(begin)

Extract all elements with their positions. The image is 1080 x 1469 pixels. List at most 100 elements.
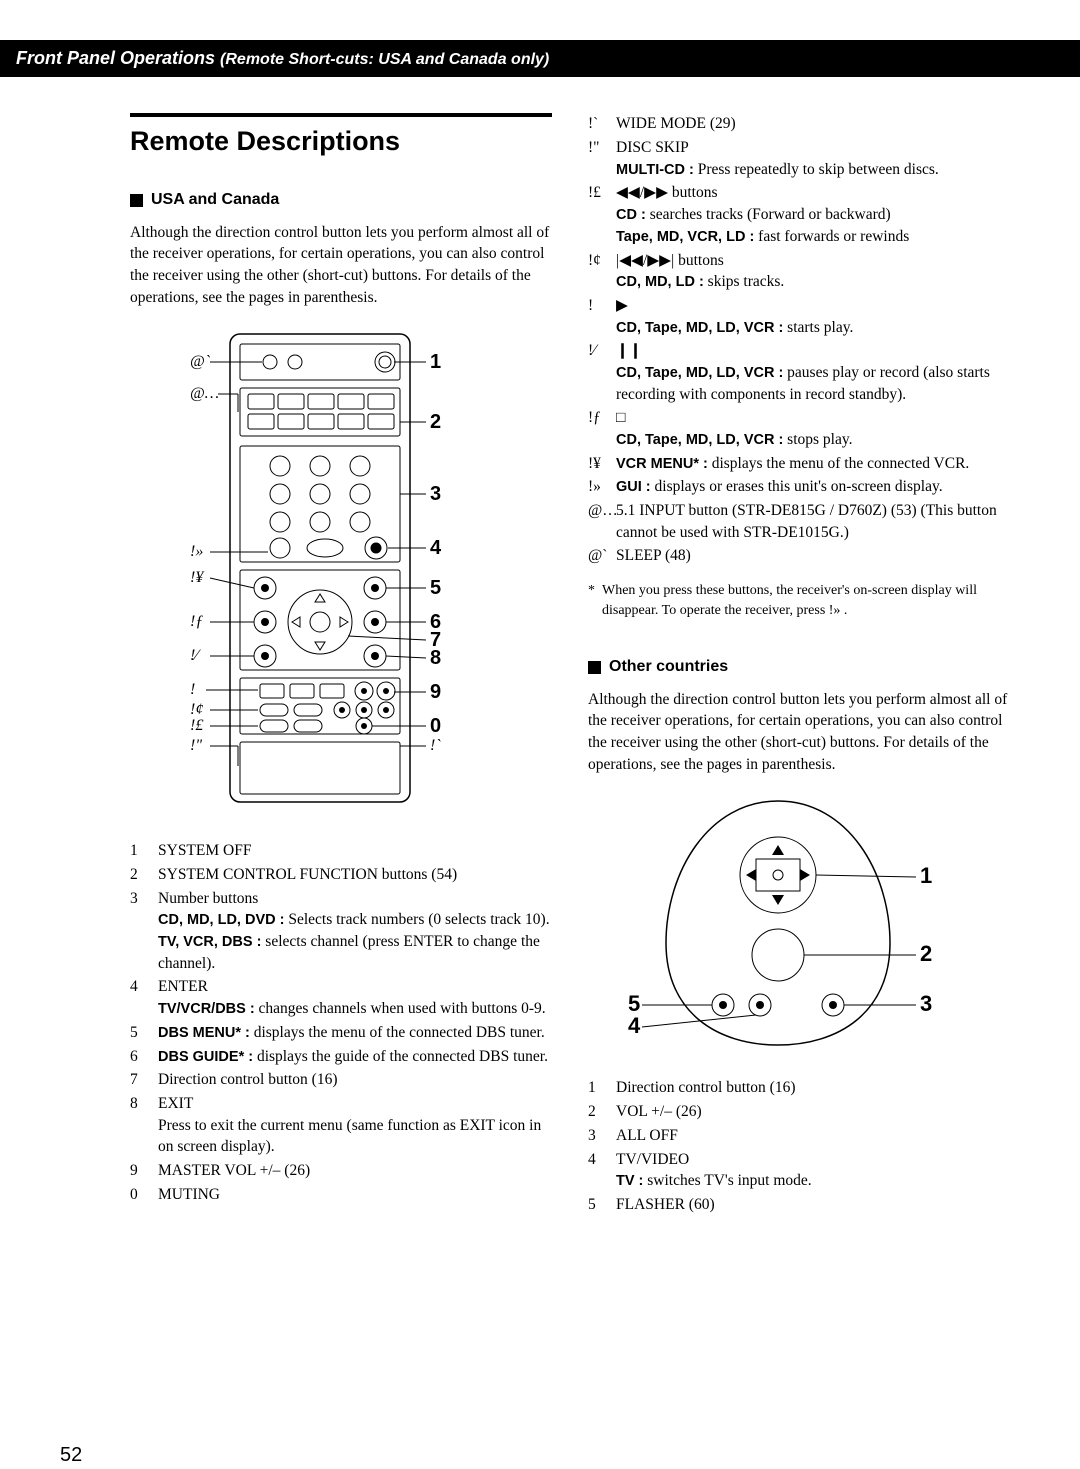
other-intro: Although the direction control button le… [588, 689, 1010, 776]
svg-text:!¢: !¢ [190, 701, 203, 718]
item-text: displays the menu of the connected DBS t… [250, 1024, 545, 1041]
svg-text:2: 2 [920, 941, 932, 966]
item-body: Direction control button (16) [616, 1077, 1010, 1099]
play-icon: ▶ [616, 297, 628, 314]
title-rule [130, 113, 552, 117]
list-item: !£◀◀/▶▶ buttonsCD : searches tracks (For… [588, 182, 1010, 247]
svg-text:3: 3 [430, 483, 441, 505]
item-body: VCR MENU* : displays the menu of the con… [616, 453, 1010, 475]
item-bold-label: VCR MENU* : [616, 456, 708, 472]
item-body: 5.1 INPUT button (STR-DE815G / D760Z) (5… [616, 500, 1010, 543]
svg-text:!⁄: !⁄ [190, 647, 201, 664]
item-bold-label: CD, Tape, MD, LD, VCR : [616, 432, 783, 448]
item-text: buttons [668, 184, 718, 201]
item-number: 5 [588, 1194, 616, 1216]
item-number: 4 [588, 1149, 616, 1192]
list-item: !"DISC SKIP MULTI-CD : Press repeatedly t… [588, 137, 1010, 180]
svg-text:!»: !» [190, 543, 203, 560]
left-column: Remote Descriptions USA and Canada Altho… [130, 113, 552, 1217]
list-item: 8EXITPress to exit the current menu (sam… [130, 1093, 552, 1158]
item-bold-label: DBS GUIDE* : [158, 1049, 253, 1065]
item-number: 0 [130, 1184, 158, 1206]
prevnext-icon: |◀◀/▶▶| [616, 252, 674, 269]
usa-heading: USA and Canada [130, 189, 552, 211]
list-item: !¢|◀◀/▶▶| buttonsCD, MD, LD : skips trac… [588, 250, 1010, 293]
item-number: 5 [130, 1022, 158, 1044]
item-body: DISC SKIP MULTI-CD : Press repeatedly to … [616, 137, 1010, 180]
item-text: skips tracks. [704, 273, 785, 290]
item-number: 1 [130, 840, 158, 862]
item-text: Press repeatedly to skip between discs. [694, 161, 939, 178]
list-item: 2SYSTEM CONTROL FUNCTION buttons (54) [130, 864, 552, 886]
item-text: VOL +/– (26) [616, 1103, 702, 1120]
item-body: |◀◀/▶▶| buttonsCD, MD, LD : skips tracks… [616, 250, 1010, 293]
item-body: SLEEP (48) [616, 545, 1010, 567]
right-column: !`WIDE MODE (29)!"DISC SKIPMULTI-CD : Pr… [588, 113, 1010, 1217]
item-body: DBS MENU* : displays the menu of the con… [158, 1022, 552, 1044]
item-text: displays or erases this unit's on-screen… [651, 478, 943, 495]
item-number: 3 [588, 1125, 616, 1147]
item-text: SYSTEM OFF [158, 842, 251, 859]
item-body: ❙❙CD, Tape, MD, LD, VCR : pauses play or… [616, 340, 1010, 405]
stop-icon: □ [616, 409, 625, 426]
item-text: changes channels when used with buttons … [255, 1000, 546, 1017]
item-number: 2 [130, 864, 158, 886]
item-text: MASTER VOL +/– (26) [158, 1162, 310, 1179]
item-text: MUTING [158, 1186, 220, 1203]
header-sub: (Remote Short-cuts: USA and Canada only) [220, 51, 549, 68]
svg-text:4: 4 [628, 1013, 641, 1038]
item-number: !⁄ [588, 340, 616, 405]
item-number: !` [588, 113, 616, 135]
item-text: displays the guide of the connected DBS … [253, 1048, 548, 1065]
list-item: 3Number buttonsCD, MD, LD, DVD : Selects… [130, 888, 552, 975]
item-bold-label: TV/VCR/DBS : [158, 1001, 255, 1017]
page-number: 52 [60, 1441, 82, 1469]
item-text: SYSTEM CONTROL FUNCTION buttons (54) [158, 866, 457, 883]
item-text: stops play. [783, 431, 852, 448]
svg-text:0: 0 [430, 715, 441, 737]
svg-text:1: 1 [430, 351, 441, 373]
item-bold-label: DBS MENU* : [158, 1025, 250, 1041]
right-list: !`WIDE MODE (29)!"DISC SKIPMULTI-CD : Pr… [588, 113, 1010, 567]
item-text: DISC SKIP [616, 139, 689, 156]
footnote: * When you press these buttons, the rece… [588, 581, 1010, 620]
header-bar: Front Panel Operations (Remote Short-cut… [0, 40, 1080, 77]
rewff-icon: ◀◀/▶▶ [616, 184, 668, 201]
item-text: buttons [674, 252, 724, 269]
item-text: displays the menu of the connected VCR. [708, 455, 969, 472]
item-bold-label: TV, VCR, DBS : [158, 934, 261, 950]
item-bold-label: GUI : [616, 479, 651, 495]
item-number: !ƒ [588, 407, 616, 450]
item-bold-label: MULTI-CD : [616, 162, 694, 178]
item-number: 7 [130, 1069, 158, 1091]
list-item: 5FLASHER (60) [588, 1194, 1010, 1216]
svg-text:@`: @` [190, 353, 211, 370]
item-number: @… [588, 500, 616, 543]
list-item: 9MASTER VOL +/– (26) [130, 1160, 552, 1182]
item-body: Number buttonsCD, MD, LD, DVD : Selects … [158, 888, 552, 975]
list-item: !ƒ□ CD, Tape, MD, LD, VCR : stops play. [588, 407, 1010, 450]
svg-text:!: ! [190, 681, 195, 698]
item-body: SYSTEM CONTROL FUNCTION buttons (54) [158, 864, 552, 886]
svg-text:!£: !£ [190, 717, 204, 734]
item-number: 4 [130, 976, 158, 1019]
svg-text:@…: @… [190, 385, 219, 402]
item-number: 6 [130, 1046, 158, 1068]
pause-icon: ❙❙ [616, 342, 642, 359]
item-body: Direction control button (16) [158, 1069, 552, 1091]
list-item: !¥VCR MENU* : displays the menu of the c… [588, 453, 1010, 475]
item-number: !" [588, 137, 616, 180]
square-bullet-icon [130, 194, 143, 207]
item-bold-label: Tape, MD, VCR, LD : [616, 229, 754, 245]
item-text: TV/VIDEO [616, 1151, 689, 1168]
list-item: 4TV/VIDEOTV : switches TV's input mode. [588, 1149, 1010, 1192]
item-text: searches tracks (Forward or backward) [646, 206, 891, 223]
item-number: 9 [130, 1160, 158, 1182]
item-text: EXIT [158, 1095, 193, 1112]
item-text: switches TV's input mode. [643, 1172, 811, 1189]
item-number: @` [588, 545, 616, 567]
square-bullet-icon [588, 661, 601, 674]
item-body: □ CD, Tape, MD, LD, VCR : stops play. [616, 407, 1010, 450]
other-heading: Other countries [588, 656, 1010, 678]
item-text: ALL OFF [616, 1127, 678, 1144]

(end)

Directive
Collect every line above that contains the string "WIDE" and copy each one out.

Full output
right-column: !`WIDE MODE (29)!"DISC SKIPMULTI-CD : Pr… [588, 113, 1010, 1217]
right-list: !`WIDE MODE (29)!"DISC SKIPMULTI-CD : Pr… [588, 113, 1010, 567]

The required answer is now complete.